======== EXCERPTED DATA
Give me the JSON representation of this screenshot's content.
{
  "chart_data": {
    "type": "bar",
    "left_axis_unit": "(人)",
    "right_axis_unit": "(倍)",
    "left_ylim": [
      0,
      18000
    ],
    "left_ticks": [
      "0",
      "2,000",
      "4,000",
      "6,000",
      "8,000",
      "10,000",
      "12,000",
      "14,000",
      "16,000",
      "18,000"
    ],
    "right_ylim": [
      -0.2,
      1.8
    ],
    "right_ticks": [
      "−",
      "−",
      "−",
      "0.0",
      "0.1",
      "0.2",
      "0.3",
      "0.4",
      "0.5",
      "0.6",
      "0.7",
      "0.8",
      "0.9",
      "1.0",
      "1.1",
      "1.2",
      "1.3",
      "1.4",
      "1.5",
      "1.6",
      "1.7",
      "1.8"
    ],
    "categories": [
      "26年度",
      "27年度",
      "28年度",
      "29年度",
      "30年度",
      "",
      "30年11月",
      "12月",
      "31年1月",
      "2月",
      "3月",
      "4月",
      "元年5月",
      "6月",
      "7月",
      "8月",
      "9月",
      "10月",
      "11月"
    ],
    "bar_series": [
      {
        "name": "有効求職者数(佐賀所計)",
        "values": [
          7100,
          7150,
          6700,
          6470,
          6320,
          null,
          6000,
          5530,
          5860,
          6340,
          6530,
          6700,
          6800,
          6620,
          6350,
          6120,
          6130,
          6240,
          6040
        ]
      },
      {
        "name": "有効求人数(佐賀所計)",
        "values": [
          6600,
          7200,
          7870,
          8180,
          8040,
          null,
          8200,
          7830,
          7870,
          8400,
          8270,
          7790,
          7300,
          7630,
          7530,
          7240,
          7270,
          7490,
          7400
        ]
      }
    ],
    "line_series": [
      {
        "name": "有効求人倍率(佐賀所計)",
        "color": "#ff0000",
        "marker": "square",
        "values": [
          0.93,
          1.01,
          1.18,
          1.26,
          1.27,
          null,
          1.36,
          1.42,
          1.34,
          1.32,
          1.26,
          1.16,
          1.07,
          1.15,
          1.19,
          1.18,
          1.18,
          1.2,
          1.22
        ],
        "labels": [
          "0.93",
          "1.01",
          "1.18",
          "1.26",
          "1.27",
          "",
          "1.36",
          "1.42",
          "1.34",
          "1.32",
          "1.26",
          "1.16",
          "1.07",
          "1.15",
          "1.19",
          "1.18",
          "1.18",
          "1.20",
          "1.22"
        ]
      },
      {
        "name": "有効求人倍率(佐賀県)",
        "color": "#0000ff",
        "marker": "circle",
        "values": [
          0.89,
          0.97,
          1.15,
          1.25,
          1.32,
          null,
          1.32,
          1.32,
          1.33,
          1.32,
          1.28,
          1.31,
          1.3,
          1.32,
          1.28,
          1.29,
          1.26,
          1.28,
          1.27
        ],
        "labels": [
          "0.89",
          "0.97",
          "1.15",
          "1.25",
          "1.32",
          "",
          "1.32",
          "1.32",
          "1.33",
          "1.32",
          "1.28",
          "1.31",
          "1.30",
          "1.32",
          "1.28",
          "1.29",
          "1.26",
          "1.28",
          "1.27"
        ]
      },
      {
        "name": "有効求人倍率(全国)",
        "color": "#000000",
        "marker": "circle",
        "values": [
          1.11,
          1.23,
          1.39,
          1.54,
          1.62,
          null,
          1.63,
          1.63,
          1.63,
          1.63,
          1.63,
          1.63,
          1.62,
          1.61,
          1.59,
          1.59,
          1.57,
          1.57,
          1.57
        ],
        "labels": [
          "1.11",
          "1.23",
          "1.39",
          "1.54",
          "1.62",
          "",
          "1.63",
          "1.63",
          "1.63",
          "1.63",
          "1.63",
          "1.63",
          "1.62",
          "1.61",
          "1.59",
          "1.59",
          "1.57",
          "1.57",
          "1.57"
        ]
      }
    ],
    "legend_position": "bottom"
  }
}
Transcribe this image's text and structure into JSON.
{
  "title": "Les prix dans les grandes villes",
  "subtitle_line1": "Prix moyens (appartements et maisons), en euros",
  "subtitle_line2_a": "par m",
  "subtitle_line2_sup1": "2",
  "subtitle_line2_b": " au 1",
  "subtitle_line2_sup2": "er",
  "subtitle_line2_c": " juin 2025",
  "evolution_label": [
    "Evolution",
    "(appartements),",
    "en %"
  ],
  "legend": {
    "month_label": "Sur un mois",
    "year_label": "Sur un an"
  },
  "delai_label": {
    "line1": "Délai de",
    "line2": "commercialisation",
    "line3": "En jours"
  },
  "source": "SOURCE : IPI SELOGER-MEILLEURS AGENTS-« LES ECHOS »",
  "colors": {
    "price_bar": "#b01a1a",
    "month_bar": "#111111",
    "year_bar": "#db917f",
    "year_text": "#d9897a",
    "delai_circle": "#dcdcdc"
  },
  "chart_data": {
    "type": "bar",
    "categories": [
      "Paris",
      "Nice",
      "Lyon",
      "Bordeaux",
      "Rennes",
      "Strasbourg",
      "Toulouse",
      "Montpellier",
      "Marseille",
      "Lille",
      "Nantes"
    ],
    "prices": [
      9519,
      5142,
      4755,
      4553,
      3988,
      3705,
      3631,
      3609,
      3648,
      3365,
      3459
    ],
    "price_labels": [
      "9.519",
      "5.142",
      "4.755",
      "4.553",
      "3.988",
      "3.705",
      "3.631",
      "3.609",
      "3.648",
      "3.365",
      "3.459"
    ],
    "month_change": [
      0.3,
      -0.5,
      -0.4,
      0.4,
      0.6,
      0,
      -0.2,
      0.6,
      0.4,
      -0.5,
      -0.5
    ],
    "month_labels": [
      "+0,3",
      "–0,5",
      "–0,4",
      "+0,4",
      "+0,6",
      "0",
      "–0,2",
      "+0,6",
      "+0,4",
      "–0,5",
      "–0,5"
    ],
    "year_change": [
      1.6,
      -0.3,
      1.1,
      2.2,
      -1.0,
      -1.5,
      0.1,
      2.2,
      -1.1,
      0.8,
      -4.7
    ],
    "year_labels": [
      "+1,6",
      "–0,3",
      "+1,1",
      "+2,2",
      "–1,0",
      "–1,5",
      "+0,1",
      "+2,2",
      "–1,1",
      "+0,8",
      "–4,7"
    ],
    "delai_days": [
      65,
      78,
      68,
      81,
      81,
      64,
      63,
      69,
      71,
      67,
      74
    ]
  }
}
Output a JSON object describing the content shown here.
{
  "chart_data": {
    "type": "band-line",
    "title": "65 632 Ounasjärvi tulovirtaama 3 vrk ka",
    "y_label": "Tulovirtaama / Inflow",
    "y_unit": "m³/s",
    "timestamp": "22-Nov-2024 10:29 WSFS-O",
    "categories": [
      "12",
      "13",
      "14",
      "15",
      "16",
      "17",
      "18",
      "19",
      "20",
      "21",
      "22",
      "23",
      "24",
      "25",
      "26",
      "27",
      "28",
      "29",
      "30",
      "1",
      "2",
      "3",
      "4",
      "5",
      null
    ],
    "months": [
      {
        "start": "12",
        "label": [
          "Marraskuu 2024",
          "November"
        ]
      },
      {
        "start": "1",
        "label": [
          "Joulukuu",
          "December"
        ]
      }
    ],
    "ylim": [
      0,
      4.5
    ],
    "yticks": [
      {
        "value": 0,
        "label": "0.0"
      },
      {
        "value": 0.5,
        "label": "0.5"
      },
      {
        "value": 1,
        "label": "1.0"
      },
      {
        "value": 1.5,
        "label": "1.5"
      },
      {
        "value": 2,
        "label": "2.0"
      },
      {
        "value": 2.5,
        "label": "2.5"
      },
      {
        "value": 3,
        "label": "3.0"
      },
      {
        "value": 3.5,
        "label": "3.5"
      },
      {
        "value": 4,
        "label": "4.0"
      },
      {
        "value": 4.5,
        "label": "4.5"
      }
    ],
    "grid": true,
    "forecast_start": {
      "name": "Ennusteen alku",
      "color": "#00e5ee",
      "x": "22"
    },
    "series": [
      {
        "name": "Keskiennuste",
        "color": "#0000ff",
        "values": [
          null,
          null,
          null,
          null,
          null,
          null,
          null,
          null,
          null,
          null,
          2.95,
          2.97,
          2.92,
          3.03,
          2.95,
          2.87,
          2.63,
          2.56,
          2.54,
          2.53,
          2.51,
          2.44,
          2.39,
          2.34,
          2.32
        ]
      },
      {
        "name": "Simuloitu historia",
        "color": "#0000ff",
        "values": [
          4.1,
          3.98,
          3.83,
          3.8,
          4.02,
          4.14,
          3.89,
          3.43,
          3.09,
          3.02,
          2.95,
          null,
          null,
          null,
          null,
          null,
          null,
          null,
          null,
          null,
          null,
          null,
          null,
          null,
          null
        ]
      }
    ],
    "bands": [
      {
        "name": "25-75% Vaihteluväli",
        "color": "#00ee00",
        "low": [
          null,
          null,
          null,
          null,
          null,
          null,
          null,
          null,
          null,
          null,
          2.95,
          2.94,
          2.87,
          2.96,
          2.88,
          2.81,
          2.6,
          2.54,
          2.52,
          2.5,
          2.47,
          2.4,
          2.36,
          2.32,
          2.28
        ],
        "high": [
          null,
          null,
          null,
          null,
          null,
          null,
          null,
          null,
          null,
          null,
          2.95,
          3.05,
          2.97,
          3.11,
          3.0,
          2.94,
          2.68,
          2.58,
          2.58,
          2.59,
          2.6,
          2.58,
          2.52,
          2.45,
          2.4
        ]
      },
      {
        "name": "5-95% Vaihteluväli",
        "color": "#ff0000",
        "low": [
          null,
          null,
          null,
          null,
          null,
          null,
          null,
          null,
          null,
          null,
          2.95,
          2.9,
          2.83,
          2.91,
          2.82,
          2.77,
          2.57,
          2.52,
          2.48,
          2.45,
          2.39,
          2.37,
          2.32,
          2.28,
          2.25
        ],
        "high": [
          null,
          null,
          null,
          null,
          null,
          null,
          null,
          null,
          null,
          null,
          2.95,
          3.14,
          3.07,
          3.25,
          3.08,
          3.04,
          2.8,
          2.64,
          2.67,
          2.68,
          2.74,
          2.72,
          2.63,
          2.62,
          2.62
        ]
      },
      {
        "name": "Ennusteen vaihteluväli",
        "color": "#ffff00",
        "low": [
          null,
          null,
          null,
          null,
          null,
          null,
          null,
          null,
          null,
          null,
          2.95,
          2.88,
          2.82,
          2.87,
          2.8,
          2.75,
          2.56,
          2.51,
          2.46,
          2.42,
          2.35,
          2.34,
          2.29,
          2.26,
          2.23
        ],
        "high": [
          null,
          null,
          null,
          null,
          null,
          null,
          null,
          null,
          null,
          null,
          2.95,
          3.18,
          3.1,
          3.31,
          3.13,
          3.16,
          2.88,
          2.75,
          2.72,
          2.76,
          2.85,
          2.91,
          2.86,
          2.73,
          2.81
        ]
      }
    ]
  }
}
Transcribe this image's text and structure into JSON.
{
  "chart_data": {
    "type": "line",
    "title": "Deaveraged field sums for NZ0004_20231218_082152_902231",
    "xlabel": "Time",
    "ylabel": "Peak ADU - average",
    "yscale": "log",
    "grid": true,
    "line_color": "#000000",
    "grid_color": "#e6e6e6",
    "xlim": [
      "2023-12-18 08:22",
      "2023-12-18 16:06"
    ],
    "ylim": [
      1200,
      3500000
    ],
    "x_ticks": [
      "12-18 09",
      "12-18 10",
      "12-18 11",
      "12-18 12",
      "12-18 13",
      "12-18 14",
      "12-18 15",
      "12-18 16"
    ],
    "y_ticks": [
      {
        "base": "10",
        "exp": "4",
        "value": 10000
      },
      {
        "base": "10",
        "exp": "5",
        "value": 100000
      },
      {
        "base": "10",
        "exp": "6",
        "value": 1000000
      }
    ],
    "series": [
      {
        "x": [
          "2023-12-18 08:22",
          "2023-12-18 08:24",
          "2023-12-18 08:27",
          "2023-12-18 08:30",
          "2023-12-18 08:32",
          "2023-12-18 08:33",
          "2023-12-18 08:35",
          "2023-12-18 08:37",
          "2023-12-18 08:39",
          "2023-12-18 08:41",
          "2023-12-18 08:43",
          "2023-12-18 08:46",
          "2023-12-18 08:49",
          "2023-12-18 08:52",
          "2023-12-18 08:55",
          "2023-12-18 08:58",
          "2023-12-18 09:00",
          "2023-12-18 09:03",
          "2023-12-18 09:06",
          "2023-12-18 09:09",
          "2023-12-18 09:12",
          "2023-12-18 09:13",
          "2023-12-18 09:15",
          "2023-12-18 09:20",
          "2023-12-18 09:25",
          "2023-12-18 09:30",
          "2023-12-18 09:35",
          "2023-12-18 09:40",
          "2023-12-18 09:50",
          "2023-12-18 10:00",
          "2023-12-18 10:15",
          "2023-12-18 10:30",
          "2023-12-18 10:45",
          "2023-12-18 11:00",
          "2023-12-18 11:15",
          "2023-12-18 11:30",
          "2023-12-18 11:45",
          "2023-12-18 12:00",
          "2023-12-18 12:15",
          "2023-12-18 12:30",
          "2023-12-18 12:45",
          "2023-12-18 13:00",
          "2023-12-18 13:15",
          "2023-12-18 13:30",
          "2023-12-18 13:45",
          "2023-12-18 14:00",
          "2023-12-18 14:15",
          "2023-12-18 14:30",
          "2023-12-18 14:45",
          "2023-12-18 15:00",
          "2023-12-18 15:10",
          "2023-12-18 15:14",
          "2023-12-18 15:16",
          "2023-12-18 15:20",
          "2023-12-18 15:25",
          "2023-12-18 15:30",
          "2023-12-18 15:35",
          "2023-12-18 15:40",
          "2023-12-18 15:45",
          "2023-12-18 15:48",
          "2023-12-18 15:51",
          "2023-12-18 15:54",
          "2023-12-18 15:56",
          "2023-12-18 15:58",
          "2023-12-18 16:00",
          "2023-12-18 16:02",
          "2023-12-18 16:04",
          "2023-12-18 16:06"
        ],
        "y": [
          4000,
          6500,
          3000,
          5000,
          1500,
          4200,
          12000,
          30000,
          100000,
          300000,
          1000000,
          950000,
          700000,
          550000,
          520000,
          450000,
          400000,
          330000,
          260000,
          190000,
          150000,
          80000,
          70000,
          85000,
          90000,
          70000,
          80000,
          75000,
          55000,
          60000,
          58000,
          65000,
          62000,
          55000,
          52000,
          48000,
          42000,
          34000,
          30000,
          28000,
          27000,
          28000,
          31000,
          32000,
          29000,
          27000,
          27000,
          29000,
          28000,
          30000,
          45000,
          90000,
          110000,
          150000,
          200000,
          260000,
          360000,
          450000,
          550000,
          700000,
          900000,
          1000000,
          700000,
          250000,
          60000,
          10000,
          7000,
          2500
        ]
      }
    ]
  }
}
================
> [TASK TO CARRY OUT]:
From the material above, gather all lines that include the string "JSON" and copy them.

> [OUTPUT FOR THIS TASK]:
Give me the JSON representation of this screenshot's content.
Transcribe this image's text and structure into JSON.
Output a JSON object describing the content shown here.
Transcribe this image's text and structure into JSON.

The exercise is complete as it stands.